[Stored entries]

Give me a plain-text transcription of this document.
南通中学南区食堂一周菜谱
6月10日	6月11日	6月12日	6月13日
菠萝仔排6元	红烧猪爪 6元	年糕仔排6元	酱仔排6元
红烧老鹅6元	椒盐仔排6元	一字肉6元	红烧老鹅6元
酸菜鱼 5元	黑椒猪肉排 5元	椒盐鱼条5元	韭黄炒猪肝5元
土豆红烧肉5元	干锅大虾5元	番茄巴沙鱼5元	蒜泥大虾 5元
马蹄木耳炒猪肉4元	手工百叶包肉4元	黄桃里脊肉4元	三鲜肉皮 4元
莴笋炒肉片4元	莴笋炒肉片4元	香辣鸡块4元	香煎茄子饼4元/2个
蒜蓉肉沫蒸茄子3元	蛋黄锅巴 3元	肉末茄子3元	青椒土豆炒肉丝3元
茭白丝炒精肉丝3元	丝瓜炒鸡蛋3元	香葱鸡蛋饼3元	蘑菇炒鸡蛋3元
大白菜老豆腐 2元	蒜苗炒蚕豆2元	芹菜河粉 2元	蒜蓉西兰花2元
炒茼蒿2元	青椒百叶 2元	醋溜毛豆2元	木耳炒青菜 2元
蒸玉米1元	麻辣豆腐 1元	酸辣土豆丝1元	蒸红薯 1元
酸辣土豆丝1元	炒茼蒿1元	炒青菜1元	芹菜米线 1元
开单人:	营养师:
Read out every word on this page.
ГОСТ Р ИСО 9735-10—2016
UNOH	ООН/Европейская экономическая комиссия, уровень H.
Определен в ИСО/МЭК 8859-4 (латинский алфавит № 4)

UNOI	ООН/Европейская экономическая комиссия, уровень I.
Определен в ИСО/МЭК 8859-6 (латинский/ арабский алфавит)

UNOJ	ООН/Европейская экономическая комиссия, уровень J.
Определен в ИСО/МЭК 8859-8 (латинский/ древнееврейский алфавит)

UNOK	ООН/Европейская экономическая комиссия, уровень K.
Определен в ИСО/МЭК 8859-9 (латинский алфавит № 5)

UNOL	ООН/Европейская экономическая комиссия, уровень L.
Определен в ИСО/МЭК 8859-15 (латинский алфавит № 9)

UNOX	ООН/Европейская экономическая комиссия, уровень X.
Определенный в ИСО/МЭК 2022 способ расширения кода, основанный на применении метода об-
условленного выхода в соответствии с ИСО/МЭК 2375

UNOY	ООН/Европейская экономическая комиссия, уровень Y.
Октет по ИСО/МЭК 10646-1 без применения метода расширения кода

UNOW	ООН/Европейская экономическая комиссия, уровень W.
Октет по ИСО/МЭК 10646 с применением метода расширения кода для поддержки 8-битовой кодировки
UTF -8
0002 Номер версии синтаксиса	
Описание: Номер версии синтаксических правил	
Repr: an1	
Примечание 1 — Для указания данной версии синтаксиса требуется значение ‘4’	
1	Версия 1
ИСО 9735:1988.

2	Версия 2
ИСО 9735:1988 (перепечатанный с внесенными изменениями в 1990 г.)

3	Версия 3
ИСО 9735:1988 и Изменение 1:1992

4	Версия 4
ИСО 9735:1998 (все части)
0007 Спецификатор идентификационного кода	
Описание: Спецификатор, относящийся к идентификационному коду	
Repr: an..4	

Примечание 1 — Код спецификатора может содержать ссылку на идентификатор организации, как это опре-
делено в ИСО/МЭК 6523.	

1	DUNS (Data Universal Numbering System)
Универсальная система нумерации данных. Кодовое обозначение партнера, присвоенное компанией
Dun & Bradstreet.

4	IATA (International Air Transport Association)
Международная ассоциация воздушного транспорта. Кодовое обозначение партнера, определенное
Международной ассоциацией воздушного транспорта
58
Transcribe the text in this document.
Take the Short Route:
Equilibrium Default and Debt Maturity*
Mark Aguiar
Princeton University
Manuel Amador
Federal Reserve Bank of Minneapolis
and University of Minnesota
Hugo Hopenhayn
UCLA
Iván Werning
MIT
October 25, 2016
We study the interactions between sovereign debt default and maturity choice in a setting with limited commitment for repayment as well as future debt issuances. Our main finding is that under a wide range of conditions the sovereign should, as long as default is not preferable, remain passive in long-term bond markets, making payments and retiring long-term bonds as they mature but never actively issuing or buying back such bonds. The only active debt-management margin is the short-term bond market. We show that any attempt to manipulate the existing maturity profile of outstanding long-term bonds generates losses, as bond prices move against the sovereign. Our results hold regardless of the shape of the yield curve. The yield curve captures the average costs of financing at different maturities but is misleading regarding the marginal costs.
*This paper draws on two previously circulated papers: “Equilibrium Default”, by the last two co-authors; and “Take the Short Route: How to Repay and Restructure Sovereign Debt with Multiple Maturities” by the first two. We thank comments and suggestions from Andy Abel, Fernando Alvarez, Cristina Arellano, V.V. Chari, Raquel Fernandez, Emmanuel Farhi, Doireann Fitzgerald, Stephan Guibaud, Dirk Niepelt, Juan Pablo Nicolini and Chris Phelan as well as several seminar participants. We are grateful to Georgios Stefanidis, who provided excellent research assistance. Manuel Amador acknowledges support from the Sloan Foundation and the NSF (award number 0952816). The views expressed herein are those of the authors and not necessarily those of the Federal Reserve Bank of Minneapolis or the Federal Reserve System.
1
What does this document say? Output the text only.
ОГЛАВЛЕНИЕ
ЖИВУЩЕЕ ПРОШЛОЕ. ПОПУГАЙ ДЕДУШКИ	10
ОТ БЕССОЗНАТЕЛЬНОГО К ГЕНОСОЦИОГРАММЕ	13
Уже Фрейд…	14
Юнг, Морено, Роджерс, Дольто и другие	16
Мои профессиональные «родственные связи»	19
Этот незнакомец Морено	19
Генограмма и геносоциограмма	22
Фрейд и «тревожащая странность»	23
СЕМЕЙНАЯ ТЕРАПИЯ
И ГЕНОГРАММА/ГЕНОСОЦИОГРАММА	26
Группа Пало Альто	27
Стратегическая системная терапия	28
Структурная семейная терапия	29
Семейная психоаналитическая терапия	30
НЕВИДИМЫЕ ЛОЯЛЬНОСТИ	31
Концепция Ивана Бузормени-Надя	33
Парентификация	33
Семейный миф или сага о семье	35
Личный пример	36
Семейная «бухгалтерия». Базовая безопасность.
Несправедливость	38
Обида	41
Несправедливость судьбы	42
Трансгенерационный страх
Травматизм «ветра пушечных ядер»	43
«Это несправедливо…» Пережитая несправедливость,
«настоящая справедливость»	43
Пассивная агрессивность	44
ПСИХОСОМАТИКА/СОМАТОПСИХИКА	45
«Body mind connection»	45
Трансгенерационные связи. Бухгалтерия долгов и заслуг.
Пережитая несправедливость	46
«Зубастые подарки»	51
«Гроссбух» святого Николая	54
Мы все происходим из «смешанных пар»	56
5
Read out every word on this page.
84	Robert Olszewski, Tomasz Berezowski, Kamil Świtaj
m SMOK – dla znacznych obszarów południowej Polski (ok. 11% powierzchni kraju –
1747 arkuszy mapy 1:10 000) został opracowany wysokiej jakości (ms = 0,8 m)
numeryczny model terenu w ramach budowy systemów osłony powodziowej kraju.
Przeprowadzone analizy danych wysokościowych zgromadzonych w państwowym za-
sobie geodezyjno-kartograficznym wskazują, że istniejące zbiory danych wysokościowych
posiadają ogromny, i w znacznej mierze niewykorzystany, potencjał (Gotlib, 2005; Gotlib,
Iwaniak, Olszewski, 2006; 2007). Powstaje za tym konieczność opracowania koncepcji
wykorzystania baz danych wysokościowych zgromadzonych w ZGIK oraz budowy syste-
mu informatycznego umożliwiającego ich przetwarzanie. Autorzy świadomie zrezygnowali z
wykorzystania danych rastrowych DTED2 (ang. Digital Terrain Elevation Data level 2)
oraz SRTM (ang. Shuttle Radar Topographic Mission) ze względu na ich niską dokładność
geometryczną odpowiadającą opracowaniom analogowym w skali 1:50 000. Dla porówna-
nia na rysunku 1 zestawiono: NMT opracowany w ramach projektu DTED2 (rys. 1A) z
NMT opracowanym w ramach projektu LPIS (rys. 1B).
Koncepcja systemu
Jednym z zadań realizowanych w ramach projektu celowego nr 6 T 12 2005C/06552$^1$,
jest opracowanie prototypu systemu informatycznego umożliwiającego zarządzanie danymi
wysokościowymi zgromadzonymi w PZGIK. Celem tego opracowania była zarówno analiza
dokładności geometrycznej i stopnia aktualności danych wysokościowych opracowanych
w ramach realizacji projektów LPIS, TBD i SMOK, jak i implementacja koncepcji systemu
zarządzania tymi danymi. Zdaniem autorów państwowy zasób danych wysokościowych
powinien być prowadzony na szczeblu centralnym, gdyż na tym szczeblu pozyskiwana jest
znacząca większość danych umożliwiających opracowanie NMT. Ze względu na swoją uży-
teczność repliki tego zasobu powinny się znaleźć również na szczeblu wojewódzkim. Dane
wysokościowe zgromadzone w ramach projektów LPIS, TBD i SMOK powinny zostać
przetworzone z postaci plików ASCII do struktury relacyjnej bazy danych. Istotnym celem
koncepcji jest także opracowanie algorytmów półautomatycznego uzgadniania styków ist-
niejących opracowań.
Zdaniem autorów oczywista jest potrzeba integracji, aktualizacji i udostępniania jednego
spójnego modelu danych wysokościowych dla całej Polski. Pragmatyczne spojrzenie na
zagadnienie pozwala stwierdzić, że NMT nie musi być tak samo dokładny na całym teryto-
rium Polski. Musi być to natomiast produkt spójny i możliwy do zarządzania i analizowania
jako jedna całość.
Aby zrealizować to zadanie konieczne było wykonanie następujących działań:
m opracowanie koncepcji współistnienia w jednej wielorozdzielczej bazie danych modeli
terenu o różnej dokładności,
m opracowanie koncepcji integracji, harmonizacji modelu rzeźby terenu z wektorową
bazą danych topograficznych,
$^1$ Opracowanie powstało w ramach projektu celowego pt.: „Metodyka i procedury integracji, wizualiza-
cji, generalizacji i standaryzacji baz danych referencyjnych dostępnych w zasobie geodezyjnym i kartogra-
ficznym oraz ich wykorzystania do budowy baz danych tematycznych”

_GOAL_
Identify every line above with the string "zarządzania" in it. Copy those lines.

_EXPECTED ANSWER_
zarządzania tymi danymi. Zdaniem autorów państwowy zasób danych wysokościowych
rium Polski. Musi być to natomiast produkt spójny i możliwy do zarządzania i analizowania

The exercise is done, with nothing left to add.